Collected data
»»
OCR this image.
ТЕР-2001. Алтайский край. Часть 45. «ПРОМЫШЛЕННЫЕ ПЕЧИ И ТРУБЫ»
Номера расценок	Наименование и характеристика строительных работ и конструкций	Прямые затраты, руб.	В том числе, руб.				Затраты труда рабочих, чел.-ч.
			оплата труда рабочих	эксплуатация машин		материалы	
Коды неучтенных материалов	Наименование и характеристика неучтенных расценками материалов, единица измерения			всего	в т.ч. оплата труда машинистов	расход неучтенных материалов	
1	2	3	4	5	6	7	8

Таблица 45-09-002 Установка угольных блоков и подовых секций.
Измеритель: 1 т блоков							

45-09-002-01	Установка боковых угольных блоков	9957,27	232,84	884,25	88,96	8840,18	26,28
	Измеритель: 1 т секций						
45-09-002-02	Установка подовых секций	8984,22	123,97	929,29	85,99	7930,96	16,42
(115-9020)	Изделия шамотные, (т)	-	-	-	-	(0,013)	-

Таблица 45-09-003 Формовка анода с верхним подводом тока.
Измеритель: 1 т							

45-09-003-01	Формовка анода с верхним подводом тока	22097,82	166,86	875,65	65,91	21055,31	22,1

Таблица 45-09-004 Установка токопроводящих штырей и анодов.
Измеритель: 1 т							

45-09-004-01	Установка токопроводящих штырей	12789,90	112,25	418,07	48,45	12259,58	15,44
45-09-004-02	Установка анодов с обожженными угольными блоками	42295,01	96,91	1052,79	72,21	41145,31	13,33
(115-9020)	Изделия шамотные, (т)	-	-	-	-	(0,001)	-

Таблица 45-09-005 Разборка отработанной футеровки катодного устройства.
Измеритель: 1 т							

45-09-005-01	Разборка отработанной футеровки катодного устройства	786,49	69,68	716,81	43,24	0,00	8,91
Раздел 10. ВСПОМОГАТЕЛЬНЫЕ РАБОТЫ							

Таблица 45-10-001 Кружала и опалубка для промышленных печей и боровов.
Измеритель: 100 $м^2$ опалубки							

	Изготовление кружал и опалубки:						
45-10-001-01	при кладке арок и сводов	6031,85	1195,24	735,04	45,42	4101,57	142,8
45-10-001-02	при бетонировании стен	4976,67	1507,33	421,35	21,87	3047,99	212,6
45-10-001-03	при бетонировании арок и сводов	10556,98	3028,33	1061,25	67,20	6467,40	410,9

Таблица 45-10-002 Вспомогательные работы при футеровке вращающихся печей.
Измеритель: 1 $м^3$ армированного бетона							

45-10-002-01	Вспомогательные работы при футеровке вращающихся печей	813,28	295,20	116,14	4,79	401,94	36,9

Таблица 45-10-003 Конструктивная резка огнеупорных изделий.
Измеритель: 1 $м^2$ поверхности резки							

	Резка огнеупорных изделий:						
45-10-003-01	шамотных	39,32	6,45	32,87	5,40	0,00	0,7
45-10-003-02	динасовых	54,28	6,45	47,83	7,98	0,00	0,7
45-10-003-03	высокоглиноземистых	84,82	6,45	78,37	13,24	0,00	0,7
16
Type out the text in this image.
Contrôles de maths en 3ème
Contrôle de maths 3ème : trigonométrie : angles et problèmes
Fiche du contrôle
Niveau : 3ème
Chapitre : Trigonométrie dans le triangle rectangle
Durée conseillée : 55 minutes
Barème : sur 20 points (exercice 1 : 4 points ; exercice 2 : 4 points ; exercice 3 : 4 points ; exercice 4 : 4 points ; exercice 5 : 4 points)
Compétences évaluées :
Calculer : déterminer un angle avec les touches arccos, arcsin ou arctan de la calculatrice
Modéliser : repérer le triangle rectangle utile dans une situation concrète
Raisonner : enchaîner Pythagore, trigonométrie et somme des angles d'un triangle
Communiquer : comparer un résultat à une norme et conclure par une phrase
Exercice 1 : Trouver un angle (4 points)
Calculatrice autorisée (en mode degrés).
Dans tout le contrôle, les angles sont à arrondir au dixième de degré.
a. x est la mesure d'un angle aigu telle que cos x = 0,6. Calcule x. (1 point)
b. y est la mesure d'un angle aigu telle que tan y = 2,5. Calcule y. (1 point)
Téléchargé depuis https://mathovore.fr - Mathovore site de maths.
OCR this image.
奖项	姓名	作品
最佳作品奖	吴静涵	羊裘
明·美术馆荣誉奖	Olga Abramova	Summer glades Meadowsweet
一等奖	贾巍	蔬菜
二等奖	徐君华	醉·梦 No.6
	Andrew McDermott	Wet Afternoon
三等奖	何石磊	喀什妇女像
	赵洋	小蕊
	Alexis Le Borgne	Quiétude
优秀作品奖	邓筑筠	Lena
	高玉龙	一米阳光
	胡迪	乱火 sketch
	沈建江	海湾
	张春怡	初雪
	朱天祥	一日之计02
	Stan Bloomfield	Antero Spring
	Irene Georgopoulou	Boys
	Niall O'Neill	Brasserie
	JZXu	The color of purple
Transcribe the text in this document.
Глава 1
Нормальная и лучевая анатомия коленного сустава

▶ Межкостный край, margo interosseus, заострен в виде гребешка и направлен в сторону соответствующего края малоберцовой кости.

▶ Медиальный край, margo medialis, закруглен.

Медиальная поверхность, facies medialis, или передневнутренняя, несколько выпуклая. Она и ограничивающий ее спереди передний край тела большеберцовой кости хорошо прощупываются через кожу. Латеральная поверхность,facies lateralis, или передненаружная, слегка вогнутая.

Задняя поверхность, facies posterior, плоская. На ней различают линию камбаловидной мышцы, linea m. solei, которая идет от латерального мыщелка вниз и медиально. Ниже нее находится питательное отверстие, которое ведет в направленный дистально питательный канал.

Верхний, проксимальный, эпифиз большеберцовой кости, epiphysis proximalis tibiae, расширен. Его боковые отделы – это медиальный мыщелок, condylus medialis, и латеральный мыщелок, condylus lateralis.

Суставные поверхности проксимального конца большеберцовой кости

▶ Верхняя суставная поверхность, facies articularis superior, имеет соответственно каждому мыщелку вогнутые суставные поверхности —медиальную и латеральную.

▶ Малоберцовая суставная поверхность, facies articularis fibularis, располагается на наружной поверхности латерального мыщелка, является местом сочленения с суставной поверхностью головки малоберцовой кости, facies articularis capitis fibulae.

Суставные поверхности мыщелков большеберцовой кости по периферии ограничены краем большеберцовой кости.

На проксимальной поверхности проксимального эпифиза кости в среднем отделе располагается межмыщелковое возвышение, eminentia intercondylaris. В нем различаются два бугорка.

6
««
Aim: Write every line of the material above again, exactly.

Result below:
OCR this image.
ТЕР-2001. Алтайский край. Часть 45. «ПРОМЫШЛЕННЫЕ ПЕЧИ И ТРУБЫ»
Номера расценок	Наименование и характеристика строительных работ и конструкций	Прямые затраты, руб.	В том числе, руб.				Затраты труда рабочих, чел.-ч.
			оплата труда рабочих	эксплуатация машин		материалы	
Коды неучтенных материалов	Наименование и характеристика неучтенных расценками материалов, единица измерения			всего	в т.ч. оплата труда машинистов	расход неучтенных материалов	
1	2	3	4	5	6	7	8

Таблица 45-09-002 Установка угольных блоков и подовых секций.
Измеритель: 1 т блоков							

45-09-002-01	Установка боковых угольных блоков	9957,27	232,84	884,25	88,96	8840,18	26,28
	Измеритель: 1 т секций						
45-09-002-02	Установка подовых секций	8984,22	123,97	929,29	85,99	7930,96	16,42
(115-9020)	Изделия шамотные, (т)	-	-	-	-	(0,013)	-

Таблица 45-09-003 Формовка анода с верхним подводом тока.
Измеритель: 1 т							

45-09-003-01	Формовка анода с верхним подводом тока	22097,82	166,86	875,65	65,91	21055,31	22,1

Таблица 45-09-004 Установка токопроводящих штырей и анодов.
Измеритель: 1 т							

45-09-004-01	Установка токопроводящих штырей	12789,90	112,25	418,07	48,45	12259,58	15,44
45-09-004-02	Установка анодов с обожженными угольными блоками	42295,01	96,91	1052,79	72,21	41145,31	13,33
(115-9020)	Изделия шамотные, (т)	-	-	-	-	(0,001)	-

Таблица 45-09-005 Разборка отработанной футеровки катодного устройства.
Измеритель: 1 т							

45-09-005-01	Разборка отработанной футеровки катодного устройства	786,49	69,68	716,81	43,24	0,00	8,91
Раздел 10. ВСПОМОГАТЕЛЬНЫЕ РАБОТЫ							

Таблица 45-10-001 Кружала и опалубка для промышленных печей и боровов.
Измеритель: 100 $м^2$ опалубки							

	Изготовление кружал и опалубки:						
45-10-001-01	при кладке арок и сводов	6031,85	1195,24	735,04	45,42	4101,57	142,8
45-10-001-02	при бетонировании стен	4976,67	1507,33	421,35	21,87	3047,99	212,6
45-10-001-03	при бетонировании арок и сводов	10556,98	3028,33	1061,25	67,20	6467,40	410,9

Таблица 45-10-002 Вспомогательные работы при футеровке вращающихся печей.
Измеритель: 1 $м^3$ армированного бетона							

45-10-002-01	Вспомогательные работы при футеровке вращающихся печей	813,28	295,20	116,14	4,79	401,94	36,9

Таблица 45-10-003 Конструктивная резка огнеупорных изделий.
Измеритель: 1 $м^2$ поверхности резки							

	Резка огнеупорных изделий:						
45-10-003-01	шамотных	39,32	6,45	32,87	5,40	0,00	0,7
45-10-003-02	динасовых	54,28	6,45	47,83	7,98	0,00	0,7
45-10-003-03	высокоглиноземистых	84,82	6,45	78,37	13,24	0,00	0,7
16
Type out the text in this image.
Contrôles de maths en 3ème
Contrôle de maths 3ème : trigonométrie : angles et problèmes
Fiche du contrôle
Niveau : 3ème
Chapitre : Trigonométrie dans le triangle rectangle
Durée conseillée : 55 minutes
Barème : sur 20 points (exercice 1 : 4 points ; exercice 2 : 4 points ; exercice 3 : 4 points ; exercice 4 : 4 points ; exercice 5 : 4 points)
Compétences évaluées :
Calculer : déterminer un angle avec les touches arccos, arcsin ou arctan de la calculatrice
Modéliser : repérer le triangle rectangle utile dans une situation concrète
Raisonner : enchaîner Pythagore, trigonométrie et somme des angles d'un triangle
Communiquer : comparer un résultat à une norme et conclure par une phrase
Exercice 1 : Trouver un angle (4 points)
Calculatrice autorisée (en mode degrés).
Dans tout le contrôle, les angles sont à arrondir au dixième de degré.
a. x est la mesure d'un angle aigu telle que cos x = 0,6. Calcule x. (1 point)
b. y est la mesure d'un angle aigu telle que tan y = 2,5. Calcule y. (1 point)
Téléchargé depuis https://mathovore.fr - Mathovore site de maths.
OCR this image.
奖项	姓名	作品
最佳作品奖	吴静涵	羊裘
明·美术馆荣誉奖	Olga Abramova	Summer glades Meadowsweet
一等奖	贾巍	蔬菜
二等奖	徐君华	醉·梦 No.6
	Andrew McDermott	Wet Afternoon
三等奖	何石磊	喀什妇女像
	赵洋	小蕊
	Alexis Le Borgne	Quiétude
优秀作品奖	邓筑筠	Lena
	高玉龙	一米阳光
	胡迪	乱火 sketch
	沈建江	海湾
	张春怡	初雪
	朱天祥	一日之计02
	Stan Bloomfield	Antero Spring
	Irene Georgopoulou	Boys
	Niall O'Neill	Brasserie
	JZXu	The color of purple
Transcribe the text in this document.
Глава 1
Нормальная и лучевая анатомия коленного сустава

▶ Межкостный край, margo interosseus, заострен в виде гребешка и направлен в сторону соответствующего края малоберцовой кости.

▶ Медиальный край, margo medialis, закруглен.

Медиальная поверхность, facies medialis, или передневнутренняя, несколько выпуклая. Она и ограничивающий ее спереди передний край тела большеберцовой кости хорошо прощупываются через кожу. Латеральная поверхность,facies lateralis, или передненаружная, слегка вогнутая.

Задняя поверхность, facies posterior, плоская. На ней различают линию камбаловидной мышцы, linea m. solei, которая идет от латерального мыщелка вниз и медиально. Ниже нее находится питательное отверстие, которое ведет в направленный дистально питательный канал.

Верхний, проксимальный, эпифиз большеберцовой кости, epiphysis proximalis tibiae, расширен. Его боковые отделы – это медиальный мыщелок, condylus medialis, и латеральный мыщелок, condylus lateralis.

Суставные поверхности проксимального конца большеберцовой кости

▶ Верхняя суставная поверхность, facies articularis superior, имеет соответственно каждому мыщелку вогнутые суставные поверхности —медиальную и латеральную.

▶ Малоберцовая суставная поверхность, facies articularis fibularis, располагается на наружной поверхности латерального мыщелка, является местом сочленения с суставной поверхностью головки малоберцовой кости, facies articularis capitis fibulae.

Суставные поверхности мыщелков большеберцовой кости по периферии ограничены краем большеберцовой кости.

На проксимальной поверхности проксимального эпифиза кости в среднем отделе располагается межмыщелковое возвышение, eminentia intercondylaris. В нем различаются два бугорка.

6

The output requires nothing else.